- _Texte proposé_:
Les menus arrangements avec sa
conscience que sont les compromis moraux de type jésuitique sont d’autant plus
écoeurants qu’ils sont pratiqués et excusés par des moralisateurs. C’est
pourquoi la lecture des Provinciales de
Pascal est au premier abord réjouissante. Oui, « la vraie morale se moque de la morale ». Et on se sent complice
du philosophe, empli comme lui d’une juste indignation devant les hypocrites et
autres tartuffes à la solde du religieux qui s’est fait politique. On jubile de
lire dénoncée la direction mal menée des consciences faibles ou complaisantes
et on aspire à devenir meilleur, c’est-à-dire à traquer en soi-même celui que
le confesseur jésuite, moins pointilleux, laissait en paix.
« En soi-même » et
non chez autrui. Les lecteurs perspicaces se garderont donc du vertige de
devenir meilleurs par comparaison à leurs semblables. Le devenir par rapport à
ce qu’on était auparavant est une épreuve plus décisive et sauvegarde d’un
orgueil mal placé – car l’orgueil ne l’est pas toujours.

- _Lignes fournies_:

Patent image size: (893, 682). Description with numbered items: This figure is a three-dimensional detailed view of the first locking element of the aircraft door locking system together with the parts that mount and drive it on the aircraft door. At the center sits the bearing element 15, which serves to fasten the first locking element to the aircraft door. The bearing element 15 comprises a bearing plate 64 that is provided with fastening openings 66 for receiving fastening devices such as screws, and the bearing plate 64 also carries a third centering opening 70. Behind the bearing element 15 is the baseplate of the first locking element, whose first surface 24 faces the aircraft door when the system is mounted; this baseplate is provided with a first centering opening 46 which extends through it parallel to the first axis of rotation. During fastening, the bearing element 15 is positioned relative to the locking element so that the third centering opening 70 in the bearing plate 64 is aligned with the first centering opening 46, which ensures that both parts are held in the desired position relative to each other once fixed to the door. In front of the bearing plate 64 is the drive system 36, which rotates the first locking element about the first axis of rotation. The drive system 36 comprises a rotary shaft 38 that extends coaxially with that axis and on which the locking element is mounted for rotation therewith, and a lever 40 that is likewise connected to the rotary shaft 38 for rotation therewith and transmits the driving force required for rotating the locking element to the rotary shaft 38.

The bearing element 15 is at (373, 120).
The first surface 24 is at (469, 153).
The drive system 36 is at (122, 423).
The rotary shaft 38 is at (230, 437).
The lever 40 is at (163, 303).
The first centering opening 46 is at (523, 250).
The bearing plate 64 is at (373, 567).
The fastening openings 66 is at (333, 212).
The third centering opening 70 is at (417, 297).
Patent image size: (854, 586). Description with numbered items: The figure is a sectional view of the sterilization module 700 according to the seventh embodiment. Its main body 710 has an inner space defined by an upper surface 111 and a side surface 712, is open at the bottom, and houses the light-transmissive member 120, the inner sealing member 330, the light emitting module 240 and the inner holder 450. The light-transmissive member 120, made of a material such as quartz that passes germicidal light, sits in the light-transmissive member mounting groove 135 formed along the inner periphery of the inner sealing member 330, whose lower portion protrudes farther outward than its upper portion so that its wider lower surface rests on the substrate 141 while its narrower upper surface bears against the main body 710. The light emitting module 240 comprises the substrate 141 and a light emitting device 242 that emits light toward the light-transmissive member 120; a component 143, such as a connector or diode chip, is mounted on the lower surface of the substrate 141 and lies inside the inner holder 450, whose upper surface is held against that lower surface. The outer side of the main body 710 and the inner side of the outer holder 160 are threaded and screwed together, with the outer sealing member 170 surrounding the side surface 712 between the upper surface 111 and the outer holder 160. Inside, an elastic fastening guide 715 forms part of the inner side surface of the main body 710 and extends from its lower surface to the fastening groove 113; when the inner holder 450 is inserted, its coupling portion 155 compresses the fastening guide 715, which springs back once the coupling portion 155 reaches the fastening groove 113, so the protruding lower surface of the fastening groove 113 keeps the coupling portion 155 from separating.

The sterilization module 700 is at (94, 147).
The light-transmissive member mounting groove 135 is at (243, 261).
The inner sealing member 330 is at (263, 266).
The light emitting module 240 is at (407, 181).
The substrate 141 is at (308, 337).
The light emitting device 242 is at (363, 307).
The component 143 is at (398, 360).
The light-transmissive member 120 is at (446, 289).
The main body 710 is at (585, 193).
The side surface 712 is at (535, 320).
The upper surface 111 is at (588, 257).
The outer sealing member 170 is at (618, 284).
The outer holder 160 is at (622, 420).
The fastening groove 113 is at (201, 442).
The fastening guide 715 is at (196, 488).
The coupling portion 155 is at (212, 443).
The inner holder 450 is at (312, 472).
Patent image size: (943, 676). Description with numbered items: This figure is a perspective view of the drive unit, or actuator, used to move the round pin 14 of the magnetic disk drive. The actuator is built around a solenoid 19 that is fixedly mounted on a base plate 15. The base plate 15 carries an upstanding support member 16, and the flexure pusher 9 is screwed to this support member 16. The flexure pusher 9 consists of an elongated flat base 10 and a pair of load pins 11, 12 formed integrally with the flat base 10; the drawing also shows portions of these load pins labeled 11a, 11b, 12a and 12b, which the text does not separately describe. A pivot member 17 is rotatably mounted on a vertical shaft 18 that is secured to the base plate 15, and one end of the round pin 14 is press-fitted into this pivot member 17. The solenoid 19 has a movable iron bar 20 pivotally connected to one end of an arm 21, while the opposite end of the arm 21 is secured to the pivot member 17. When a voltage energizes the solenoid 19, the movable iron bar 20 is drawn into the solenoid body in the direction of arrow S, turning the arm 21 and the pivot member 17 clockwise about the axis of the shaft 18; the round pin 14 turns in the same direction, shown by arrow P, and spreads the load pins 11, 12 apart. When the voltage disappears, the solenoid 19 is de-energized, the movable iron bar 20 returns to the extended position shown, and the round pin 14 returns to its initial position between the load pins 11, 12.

- _Consignes_:
1. Extrayez du texte sur les Provinciales de Pascal le passage qui va de « Les menus arrangements » jusqu'à « laissait en paix. » inclus.
2. Prolongez le texte sur les Provinciales de Pascal à partir de l'endroit où il s'arrête.
Vous n'aurez pas besoin des lignes.

- _Réponses attendues_:
1.
Les menus arrangements avec sa
conscience que sont les compromis moraux de type jésuitique sont d’autant plus
écoeurants qu’ils sont pratiqués et excusés par des moralisateurs. C’est
pourquoi la lecture des Provinciales de
Pascal est au premier abord réjouissante. Oui, « la vraie morale se moque de la morale ». Et on se sent complice
du philosophe, empli comme lui d’une juste indignation devant les hypocrites et
autres tartuffes à la solde du religieux qui s’est fait politique. On jubile de
lire dénoncée la direction mal menée des consciences faibles ou complaisantes
et on aspire à devenir meilleur, c’est-à-dire à traquer en soi-même celui que
le confesseur jésuite, moins pointilleux, laissait en paix.

2.
Mais quand il l’est, armé de la
sottise et de l’ignorance, il conduit à s’autoproclamer réformateur des autres.
La morale ou Dieu ou les deux l’exigeraient. Ces réformistes tombent alors dans
le précipice appellé « pureté », précipice déjà bien plein tant à
chaque époque la réaction au prétendu relâchement moral est prétexte au pire.
« Catholiques » mais aussi « cathares » se sont de leur
temps emparés du même suffixe grec pour porter en étendard leur pureté, grâce à
quoi les premiers, après s’être séparés des orthodoxes ( ceux qui suivaient la « droite
doctrine », il ne fallait pas être en reste ) ont pu allègrement
exterminer les seconds qui leur reprochaient leur impureté ( et un peu leurs
prétentions sur leurs fiefs ). Historiquement, on finit toujours par être
l’impur de quelqu’un.
Qui qu’ils soient,
ces pourfendeurs d’une soi-disant immoralité se laissent ennivrer par le mal,
celui qu’ils imaginent en autrui et celui qu’ils commettent. Car pour remplacer
une morale par une autre, ils commencent par détruire, humilier, blesser ou
tuer. Ainsi naît le fanatisme, quand les enfants se font plus sévères que leurs
parents, les élèves plus formels que leurs maîtres. Ces fanatiques-là refusent
tout compromis parce que le compromis qui les a d’abord justement choqués
devient un prétexte pour combler, par la destruction de ceux qui l’acceptent, l’absence
de tout projet constructif.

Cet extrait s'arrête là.